Dataset records:
"""

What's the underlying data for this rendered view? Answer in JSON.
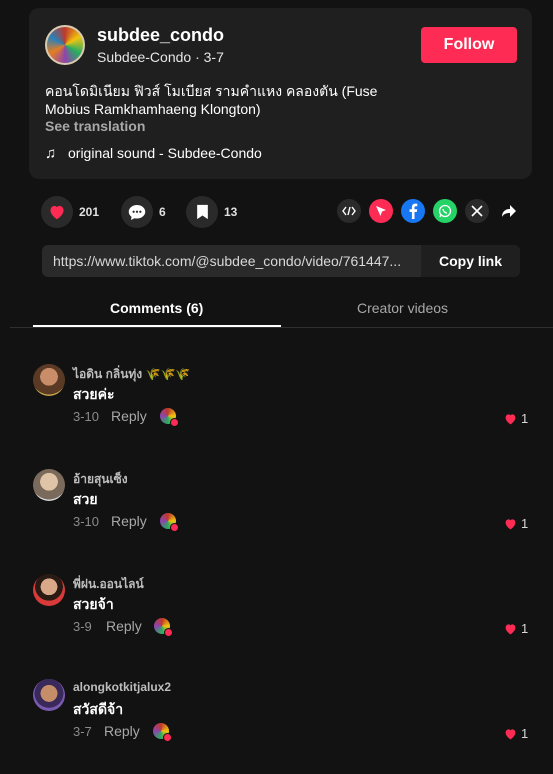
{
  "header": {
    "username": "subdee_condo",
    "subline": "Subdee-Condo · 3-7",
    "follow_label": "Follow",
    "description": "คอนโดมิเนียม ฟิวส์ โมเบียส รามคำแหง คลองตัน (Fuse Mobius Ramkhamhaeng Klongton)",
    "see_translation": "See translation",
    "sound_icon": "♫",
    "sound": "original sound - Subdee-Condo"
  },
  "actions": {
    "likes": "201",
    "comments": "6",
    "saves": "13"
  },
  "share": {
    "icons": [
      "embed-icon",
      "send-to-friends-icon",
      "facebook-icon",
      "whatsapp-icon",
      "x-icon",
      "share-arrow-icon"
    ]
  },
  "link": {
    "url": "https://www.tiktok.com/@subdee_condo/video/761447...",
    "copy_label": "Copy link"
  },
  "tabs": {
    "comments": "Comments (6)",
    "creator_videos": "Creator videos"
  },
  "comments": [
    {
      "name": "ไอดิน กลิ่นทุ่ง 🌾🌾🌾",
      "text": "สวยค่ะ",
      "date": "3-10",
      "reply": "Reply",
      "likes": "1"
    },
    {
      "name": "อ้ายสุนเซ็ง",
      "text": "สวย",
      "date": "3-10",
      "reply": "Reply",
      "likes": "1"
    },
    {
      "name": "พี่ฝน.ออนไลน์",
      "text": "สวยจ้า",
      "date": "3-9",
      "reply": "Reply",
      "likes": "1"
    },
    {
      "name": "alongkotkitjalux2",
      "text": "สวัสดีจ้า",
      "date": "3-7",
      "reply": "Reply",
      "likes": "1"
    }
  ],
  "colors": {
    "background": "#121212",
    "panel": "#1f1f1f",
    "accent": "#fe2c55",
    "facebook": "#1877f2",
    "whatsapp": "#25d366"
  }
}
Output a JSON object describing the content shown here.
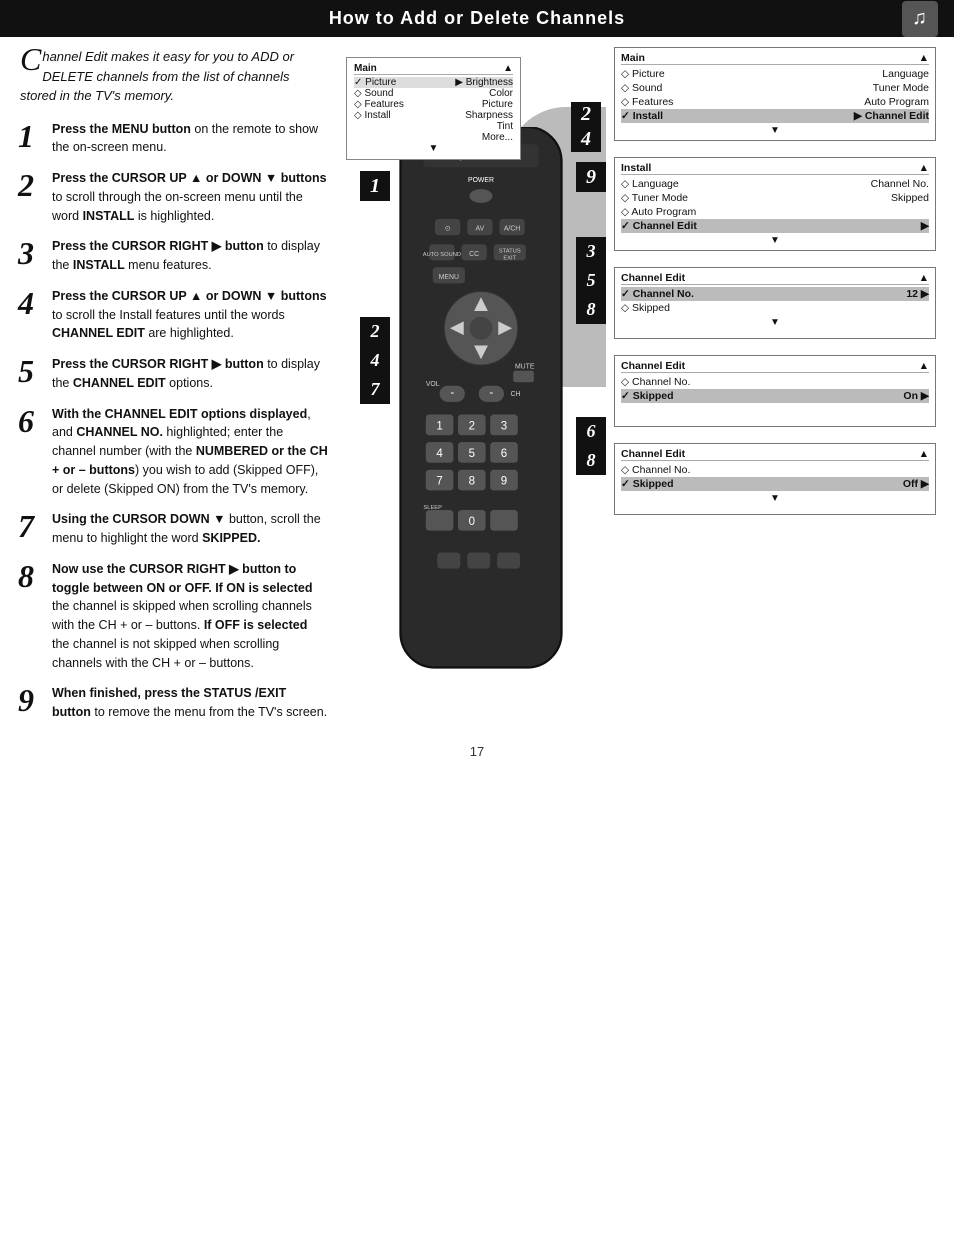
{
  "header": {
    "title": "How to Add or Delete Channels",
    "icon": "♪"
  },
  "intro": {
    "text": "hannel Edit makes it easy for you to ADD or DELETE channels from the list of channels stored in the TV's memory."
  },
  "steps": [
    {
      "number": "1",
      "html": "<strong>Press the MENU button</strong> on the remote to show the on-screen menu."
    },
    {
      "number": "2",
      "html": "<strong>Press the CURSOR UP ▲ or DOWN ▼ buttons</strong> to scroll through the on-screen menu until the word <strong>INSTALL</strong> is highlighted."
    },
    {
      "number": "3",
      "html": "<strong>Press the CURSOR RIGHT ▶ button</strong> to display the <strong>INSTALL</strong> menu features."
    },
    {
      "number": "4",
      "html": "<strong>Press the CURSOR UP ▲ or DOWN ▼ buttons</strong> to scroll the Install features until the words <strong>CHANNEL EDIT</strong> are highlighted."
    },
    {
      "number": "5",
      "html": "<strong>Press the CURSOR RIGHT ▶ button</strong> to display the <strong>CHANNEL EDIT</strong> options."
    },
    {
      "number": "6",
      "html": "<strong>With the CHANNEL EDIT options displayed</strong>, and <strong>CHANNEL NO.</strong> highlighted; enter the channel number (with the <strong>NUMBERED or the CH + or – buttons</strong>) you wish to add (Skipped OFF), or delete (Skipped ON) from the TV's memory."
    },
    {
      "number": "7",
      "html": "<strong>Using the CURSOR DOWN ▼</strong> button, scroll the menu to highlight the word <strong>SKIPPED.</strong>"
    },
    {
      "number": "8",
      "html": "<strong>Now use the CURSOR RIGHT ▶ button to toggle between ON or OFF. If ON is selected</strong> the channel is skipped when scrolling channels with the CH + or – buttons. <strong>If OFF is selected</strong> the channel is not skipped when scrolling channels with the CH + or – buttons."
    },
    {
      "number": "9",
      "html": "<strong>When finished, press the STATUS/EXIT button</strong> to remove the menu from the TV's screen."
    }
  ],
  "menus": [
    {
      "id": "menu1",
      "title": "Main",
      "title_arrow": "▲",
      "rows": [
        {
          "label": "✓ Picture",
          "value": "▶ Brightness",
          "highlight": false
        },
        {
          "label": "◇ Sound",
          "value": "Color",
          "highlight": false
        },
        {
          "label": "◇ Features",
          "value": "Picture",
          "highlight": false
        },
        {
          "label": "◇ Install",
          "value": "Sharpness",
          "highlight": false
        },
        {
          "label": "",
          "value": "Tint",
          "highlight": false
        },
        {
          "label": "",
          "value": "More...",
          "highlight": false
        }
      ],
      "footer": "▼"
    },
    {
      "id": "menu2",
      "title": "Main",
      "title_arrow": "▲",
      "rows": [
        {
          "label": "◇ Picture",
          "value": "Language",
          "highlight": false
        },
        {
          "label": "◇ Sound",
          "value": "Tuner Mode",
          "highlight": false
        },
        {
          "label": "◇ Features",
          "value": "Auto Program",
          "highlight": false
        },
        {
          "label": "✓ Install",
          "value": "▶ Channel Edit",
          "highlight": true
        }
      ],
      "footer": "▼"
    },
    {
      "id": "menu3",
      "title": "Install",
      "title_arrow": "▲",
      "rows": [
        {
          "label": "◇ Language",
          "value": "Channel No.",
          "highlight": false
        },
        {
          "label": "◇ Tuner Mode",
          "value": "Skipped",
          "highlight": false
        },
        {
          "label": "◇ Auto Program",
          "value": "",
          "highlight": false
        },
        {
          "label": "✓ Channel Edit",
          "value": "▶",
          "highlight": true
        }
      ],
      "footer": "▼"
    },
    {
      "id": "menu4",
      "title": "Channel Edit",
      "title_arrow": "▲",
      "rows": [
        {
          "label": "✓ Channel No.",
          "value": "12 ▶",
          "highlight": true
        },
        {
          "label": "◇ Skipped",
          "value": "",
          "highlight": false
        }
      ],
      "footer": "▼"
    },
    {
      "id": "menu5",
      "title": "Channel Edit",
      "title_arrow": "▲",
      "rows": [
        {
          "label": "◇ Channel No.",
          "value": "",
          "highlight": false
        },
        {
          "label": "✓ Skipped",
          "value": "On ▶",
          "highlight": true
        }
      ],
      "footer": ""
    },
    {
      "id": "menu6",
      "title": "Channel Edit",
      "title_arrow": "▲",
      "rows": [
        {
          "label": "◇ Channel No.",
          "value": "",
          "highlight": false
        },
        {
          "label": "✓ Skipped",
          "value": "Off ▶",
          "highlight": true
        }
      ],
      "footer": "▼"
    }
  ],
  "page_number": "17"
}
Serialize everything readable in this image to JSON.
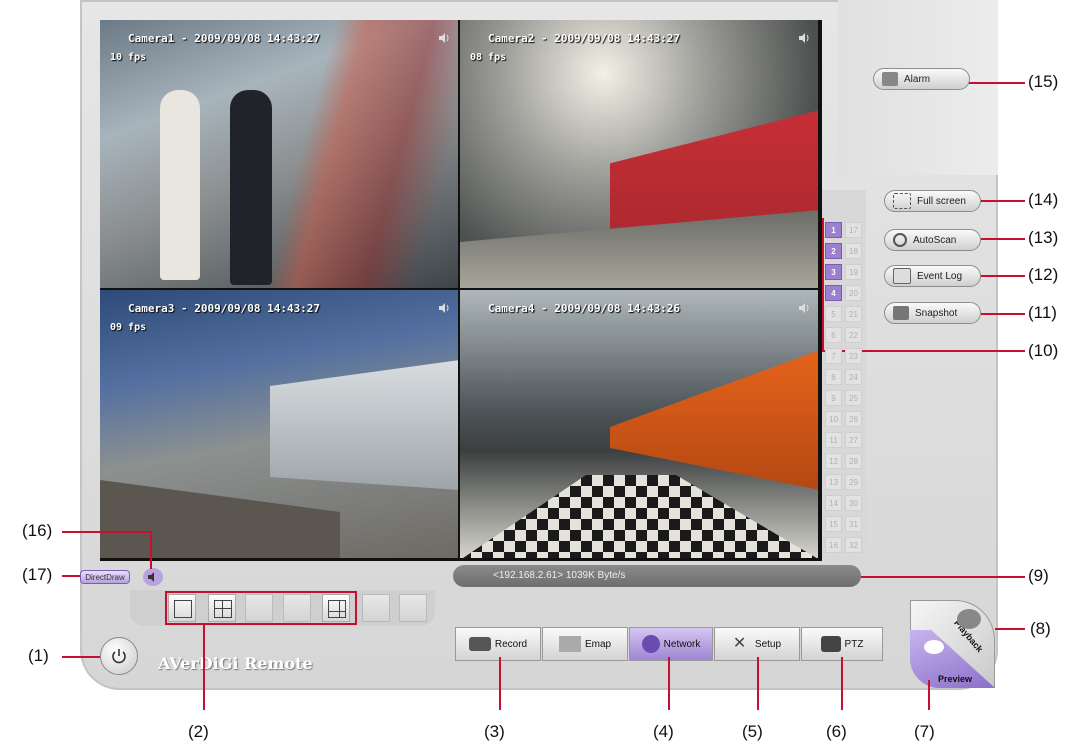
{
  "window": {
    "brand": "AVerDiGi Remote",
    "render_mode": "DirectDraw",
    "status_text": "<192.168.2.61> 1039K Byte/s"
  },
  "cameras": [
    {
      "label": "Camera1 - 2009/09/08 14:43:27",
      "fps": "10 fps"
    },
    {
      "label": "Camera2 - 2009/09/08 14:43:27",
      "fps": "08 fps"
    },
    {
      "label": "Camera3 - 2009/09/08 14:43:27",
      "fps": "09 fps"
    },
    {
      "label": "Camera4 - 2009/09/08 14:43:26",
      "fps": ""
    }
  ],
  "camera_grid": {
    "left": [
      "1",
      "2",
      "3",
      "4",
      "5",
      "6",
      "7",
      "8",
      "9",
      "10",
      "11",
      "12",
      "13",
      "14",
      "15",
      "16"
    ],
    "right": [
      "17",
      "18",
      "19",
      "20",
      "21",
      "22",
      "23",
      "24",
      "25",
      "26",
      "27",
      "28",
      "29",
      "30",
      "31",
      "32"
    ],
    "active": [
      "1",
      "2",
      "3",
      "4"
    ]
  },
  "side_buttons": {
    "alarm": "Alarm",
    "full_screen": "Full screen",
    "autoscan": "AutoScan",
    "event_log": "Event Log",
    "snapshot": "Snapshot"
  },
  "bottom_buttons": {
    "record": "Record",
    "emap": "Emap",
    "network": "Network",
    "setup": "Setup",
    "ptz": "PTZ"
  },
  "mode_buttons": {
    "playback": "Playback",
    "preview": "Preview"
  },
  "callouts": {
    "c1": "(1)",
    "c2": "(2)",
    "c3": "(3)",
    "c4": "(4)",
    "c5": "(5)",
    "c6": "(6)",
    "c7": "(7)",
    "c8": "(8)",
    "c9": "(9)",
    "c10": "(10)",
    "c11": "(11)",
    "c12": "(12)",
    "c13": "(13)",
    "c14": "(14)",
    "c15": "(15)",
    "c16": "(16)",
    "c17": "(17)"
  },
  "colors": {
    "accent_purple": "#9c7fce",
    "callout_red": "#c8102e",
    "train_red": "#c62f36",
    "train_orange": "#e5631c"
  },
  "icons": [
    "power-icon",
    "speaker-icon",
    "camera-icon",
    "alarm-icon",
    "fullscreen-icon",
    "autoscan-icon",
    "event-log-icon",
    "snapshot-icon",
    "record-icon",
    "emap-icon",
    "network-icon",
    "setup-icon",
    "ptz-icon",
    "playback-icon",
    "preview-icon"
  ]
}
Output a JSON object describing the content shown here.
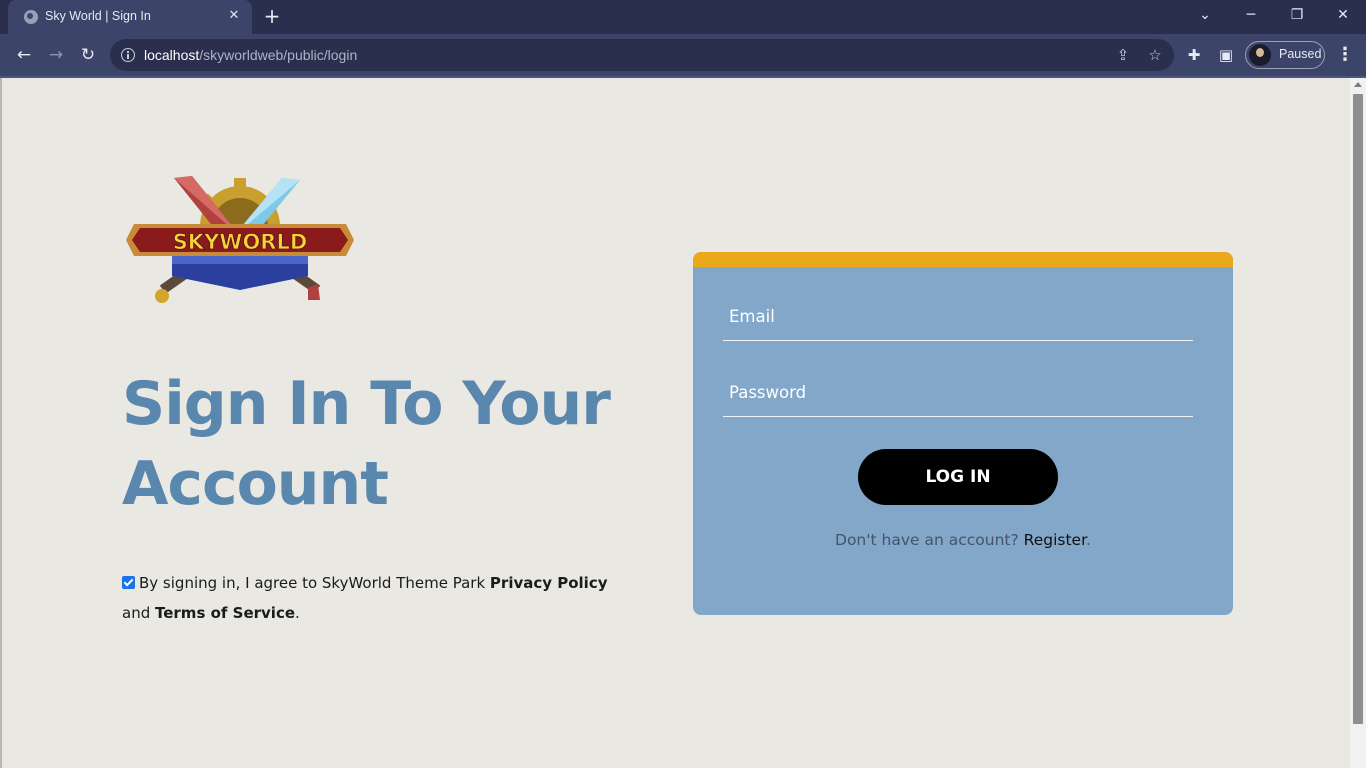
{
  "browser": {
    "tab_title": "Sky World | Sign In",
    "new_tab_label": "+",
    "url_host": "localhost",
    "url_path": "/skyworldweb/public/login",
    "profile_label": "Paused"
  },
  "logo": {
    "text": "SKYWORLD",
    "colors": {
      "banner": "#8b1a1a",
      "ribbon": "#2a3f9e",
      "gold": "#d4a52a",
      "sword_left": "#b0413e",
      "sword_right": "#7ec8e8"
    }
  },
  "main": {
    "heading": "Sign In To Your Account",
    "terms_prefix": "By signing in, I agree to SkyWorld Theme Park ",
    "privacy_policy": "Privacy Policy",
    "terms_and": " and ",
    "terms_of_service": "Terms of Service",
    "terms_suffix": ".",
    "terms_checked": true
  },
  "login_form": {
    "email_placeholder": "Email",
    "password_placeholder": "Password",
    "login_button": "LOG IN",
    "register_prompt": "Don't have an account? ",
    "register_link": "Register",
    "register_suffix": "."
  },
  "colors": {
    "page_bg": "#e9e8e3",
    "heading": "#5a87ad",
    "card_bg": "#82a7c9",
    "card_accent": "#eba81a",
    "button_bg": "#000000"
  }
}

"""

_SET EXERCISE_
Where a line holds the string "until", copy that line.

_RESPONSE TO THIS EXERCISE_
      "html": "<strong>Press the CURSOR UP ▲ or DOWN ▼ buttons</strong> to scroll through the on-screen menu until the word <strong>INSTALL</strong> is highlighted."
      "html": "<strong>Press the CURSOR UP ▲ or DOWN ▼ buttons</strong> to scroll the Install features until the words <strong>CHANNEL EDIT</strong> are highlighted."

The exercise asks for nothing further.